#### SET TASK:
Return the material word for word. Do not include the pictures.

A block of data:
BEGIN

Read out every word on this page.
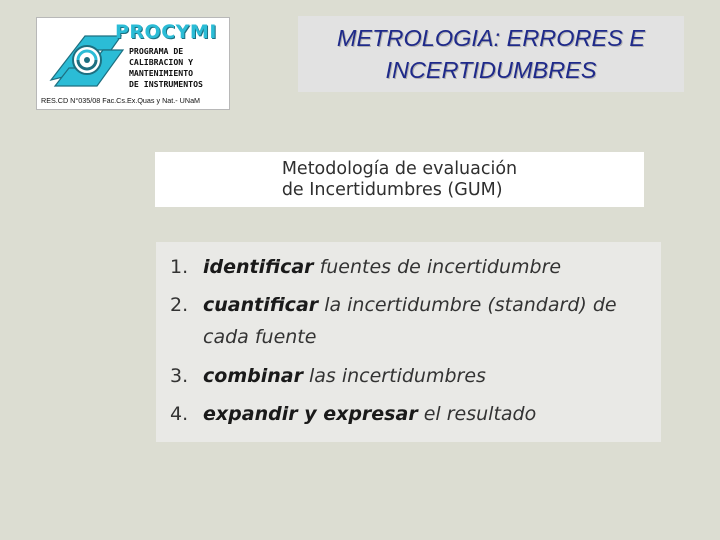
PROCYMI
PROGRAMA DE
CALIBRACION Y
MANTENIMIENTO
DE INSTRUMENTOS
RES.CD N°035/08 Fac.Cs.Ex.Quas y Nat.- UNaM
METROLOGIA: ERRORES E
INCERTIDUMBRES
Metodología de evaluación
de Incertidumbres (GUM)
1. identificar fuentes de incertidumbre
2. cuantificar la incertidumbre (standard) de
cada fuente
3. combinar las incertidumbres
4. expandir y expresar el resultado
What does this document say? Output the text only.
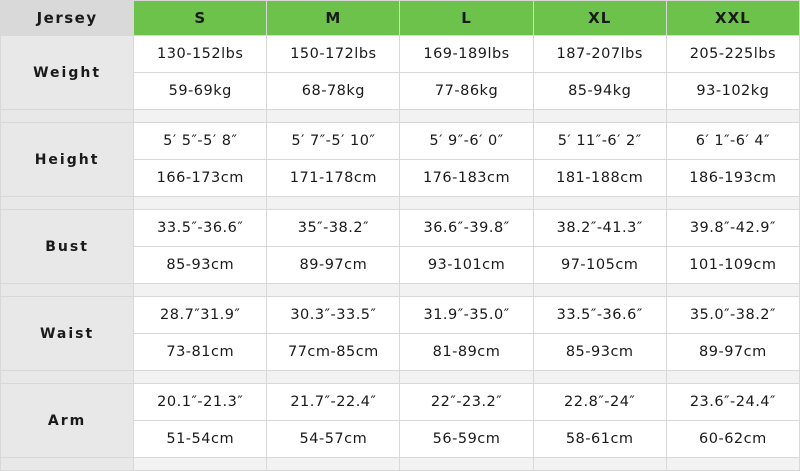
Jersey	S	M	L	XL	XXL
Weight	130-152lbs	150-172lbs	169-189lbs	187-207lbs	205-225lbs
	59-69kg	68-78kg	77-86kg	85-94kg	93-102kg

Height	5′ 5″-5′ 8″	5′ 7″-5′ 10″	5′ 9″-6′ 0″	5′ 11″-6′ 2″	6′ 1″-6′ 4″
	166-173cm	171-178cm	176-183cm	181-188cm	186-193cm

Bust	33.5″-36.6″	35″-38.2″	36.6″-39.8″	38.2″-41.3″	39.8″-42.9″
	85-93cm	89-97cm	93-101cm	97-105cm	101-109cm

Waist	28.7″31.9″	30.3″-33.5″	31.9″-35.0″	33.5″-36.6″	35.0″-38.2″
	73-81cm	77cm-85cm	81-89cm	85-93cm	89-97cm

Arm	20.1″-21.3″	21.7″-22.4″	22″-23.2″	22.8″-24″	23.6″-24.4″
	51-54cm	54-57cm	56-59cm	58-61cm	60-62cm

END

#### EXERCISE OUTPUT:
Read out every word on this page.
PROCYMI
PROGRAMA DE
CALIBRACION Y
MANTENIMIENTO
DE INSTRUMENTOS
RES.CD N°035/08 Fac.Cs.Ex.Quas y Nat.- UNaM
METROLOGIA: ERRORES E
INCERTIDUMBRES
Metodología de evaluación
de Incertidumbres (GUM)
1. identificar fuentes de incertidumbre
2. cuantificar la incertidumbre (standard) de
cada fuente
3. combinar las incertidumbres
4. expandir y expresar el resultado
What does this document say? Output the text only.
Jersey	S	M	L	XL	XXL
Weight	130-152lbs	150-172lbs	169-189lbs	187-207lbs	205-225lbs
	59-69kg	68-78kg	77-86kg	85-94kg	93-102kg

Height	5′ 5″-5′ 8″	5′ 7″-5′ 10″	5′ 9″-6′ 0″	5′ 11″-6′ 2″	6′ 1″-6′ 4″
	166-173cm	171-178cm	176-183cm	181-188cm	186-193cm

Bust	33.5″-36.6″	35″-38.2″	36.6″-39.8″	38.2″-41.3″	39.8″-42.9″
	85-93cm	89-97cm	93-101cm	97-105cm	101-109cm

Waist	28.7″31.9″	30.3″-33.5″	31.9″-35.0″	33.5″-36.6″	35.0″-38.2″
	73-81cm	77cm-85cm	81-89cm	85-93cm	89-97cm

Arm	20.1″-21.3″	21.7″-22.4″	22″-23.2″	22.8″-24″	23.6″-24.4″
	51-54cm	54-57cm	56-59cm	58-61cm	60-62cm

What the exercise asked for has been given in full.